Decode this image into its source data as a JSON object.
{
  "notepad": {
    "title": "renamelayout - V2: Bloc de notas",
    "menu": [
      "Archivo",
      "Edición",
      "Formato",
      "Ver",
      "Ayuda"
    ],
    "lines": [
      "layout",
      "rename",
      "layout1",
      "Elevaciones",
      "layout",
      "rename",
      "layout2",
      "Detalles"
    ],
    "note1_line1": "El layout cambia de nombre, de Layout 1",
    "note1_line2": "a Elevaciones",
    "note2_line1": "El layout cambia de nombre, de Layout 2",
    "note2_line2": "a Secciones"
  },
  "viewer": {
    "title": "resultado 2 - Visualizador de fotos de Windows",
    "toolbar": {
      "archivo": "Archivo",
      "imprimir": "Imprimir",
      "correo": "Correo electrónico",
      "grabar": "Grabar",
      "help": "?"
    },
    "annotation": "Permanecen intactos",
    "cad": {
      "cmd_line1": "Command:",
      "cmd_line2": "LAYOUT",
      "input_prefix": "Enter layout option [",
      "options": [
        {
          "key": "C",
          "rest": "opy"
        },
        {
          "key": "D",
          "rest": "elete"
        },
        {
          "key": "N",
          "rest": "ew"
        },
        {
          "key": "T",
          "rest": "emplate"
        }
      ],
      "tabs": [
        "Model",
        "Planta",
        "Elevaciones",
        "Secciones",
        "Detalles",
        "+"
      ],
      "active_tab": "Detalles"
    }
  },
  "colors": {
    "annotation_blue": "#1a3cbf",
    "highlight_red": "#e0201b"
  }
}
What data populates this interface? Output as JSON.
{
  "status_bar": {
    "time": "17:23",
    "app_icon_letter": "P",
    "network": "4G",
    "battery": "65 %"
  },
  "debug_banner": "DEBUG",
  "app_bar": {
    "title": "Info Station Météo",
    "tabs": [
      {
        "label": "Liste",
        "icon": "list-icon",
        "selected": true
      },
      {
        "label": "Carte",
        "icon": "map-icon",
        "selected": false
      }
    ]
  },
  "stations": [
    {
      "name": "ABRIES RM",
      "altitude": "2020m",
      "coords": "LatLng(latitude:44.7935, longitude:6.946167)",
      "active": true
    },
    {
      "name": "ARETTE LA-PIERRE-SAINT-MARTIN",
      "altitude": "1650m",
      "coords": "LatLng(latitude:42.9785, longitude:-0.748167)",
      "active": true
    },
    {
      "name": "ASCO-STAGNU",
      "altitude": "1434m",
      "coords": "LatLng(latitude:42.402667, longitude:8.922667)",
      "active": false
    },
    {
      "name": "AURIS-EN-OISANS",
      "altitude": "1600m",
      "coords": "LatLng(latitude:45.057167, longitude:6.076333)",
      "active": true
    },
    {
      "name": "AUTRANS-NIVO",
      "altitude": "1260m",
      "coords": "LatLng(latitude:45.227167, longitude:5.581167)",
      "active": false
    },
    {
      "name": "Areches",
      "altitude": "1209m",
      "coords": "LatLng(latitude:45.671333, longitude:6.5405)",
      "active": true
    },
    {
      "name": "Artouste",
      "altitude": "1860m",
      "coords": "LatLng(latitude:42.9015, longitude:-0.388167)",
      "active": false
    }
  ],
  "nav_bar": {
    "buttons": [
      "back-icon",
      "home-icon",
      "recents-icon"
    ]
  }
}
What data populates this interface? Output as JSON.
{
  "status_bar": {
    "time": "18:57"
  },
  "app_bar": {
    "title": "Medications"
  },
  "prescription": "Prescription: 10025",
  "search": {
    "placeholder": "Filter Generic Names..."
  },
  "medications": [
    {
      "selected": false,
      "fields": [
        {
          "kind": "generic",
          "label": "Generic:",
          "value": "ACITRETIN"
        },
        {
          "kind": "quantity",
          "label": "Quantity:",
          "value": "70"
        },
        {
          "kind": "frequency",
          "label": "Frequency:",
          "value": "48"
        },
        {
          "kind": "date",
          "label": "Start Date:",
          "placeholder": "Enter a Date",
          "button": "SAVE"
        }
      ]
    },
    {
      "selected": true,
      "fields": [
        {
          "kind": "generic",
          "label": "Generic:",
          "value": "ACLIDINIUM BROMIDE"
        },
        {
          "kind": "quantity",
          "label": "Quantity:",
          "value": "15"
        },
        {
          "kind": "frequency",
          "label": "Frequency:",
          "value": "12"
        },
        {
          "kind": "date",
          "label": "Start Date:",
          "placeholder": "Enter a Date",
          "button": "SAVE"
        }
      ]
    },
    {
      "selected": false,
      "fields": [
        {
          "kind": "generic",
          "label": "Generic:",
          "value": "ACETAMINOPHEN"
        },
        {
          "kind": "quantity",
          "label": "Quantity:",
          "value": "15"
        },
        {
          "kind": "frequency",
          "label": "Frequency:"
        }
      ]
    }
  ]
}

# # # #

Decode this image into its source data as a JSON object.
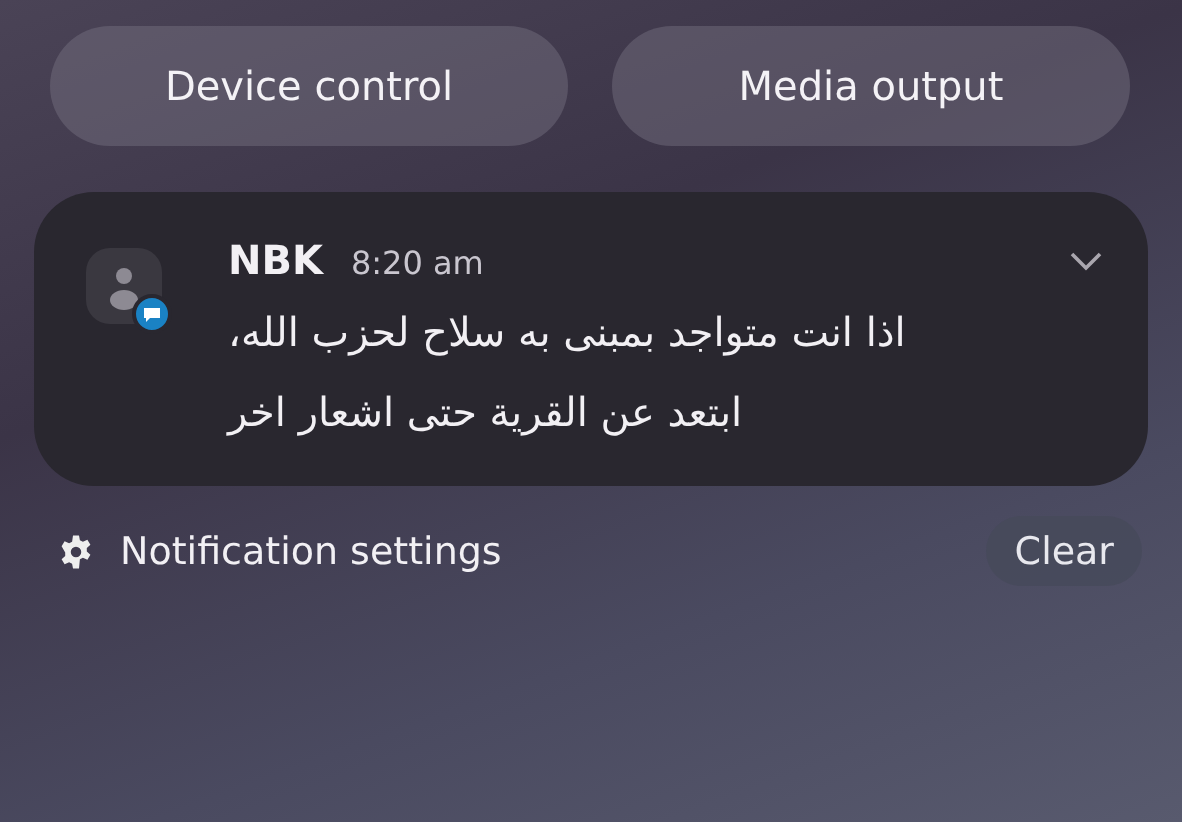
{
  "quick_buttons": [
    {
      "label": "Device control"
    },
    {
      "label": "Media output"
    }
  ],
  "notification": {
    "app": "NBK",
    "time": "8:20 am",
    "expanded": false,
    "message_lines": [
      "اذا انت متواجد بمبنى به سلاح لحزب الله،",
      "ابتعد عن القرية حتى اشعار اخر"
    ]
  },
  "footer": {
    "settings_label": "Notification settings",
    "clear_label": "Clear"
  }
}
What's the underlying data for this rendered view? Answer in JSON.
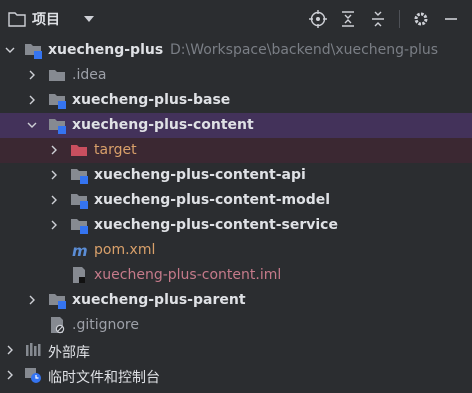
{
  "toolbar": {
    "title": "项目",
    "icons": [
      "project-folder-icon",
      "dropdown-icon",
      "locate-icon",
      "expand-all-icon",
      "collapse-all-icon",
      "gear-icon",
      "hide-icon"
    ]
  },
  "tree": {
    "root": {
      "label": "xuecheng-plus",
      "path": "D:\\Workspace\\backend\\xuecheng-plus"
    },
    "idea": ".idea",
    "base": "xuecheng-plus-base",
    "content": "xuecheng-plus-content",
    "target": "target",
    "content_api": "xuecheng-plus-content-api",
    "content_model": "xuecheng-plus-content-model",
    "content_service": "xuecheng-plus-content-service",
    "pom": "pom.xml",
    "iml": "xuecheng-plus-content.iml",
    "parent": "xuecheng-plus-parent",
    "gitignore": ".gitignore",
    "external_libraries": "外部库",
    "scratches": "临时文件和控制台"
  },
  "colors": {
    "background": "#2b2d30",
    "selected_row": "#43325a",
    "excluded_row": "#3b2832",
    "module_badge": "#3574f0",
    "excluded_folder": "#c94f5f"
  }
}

# # # #

**Work to do:** Give only a number: how many lines of the data hold the string "content"?

**Exercise answer:** 5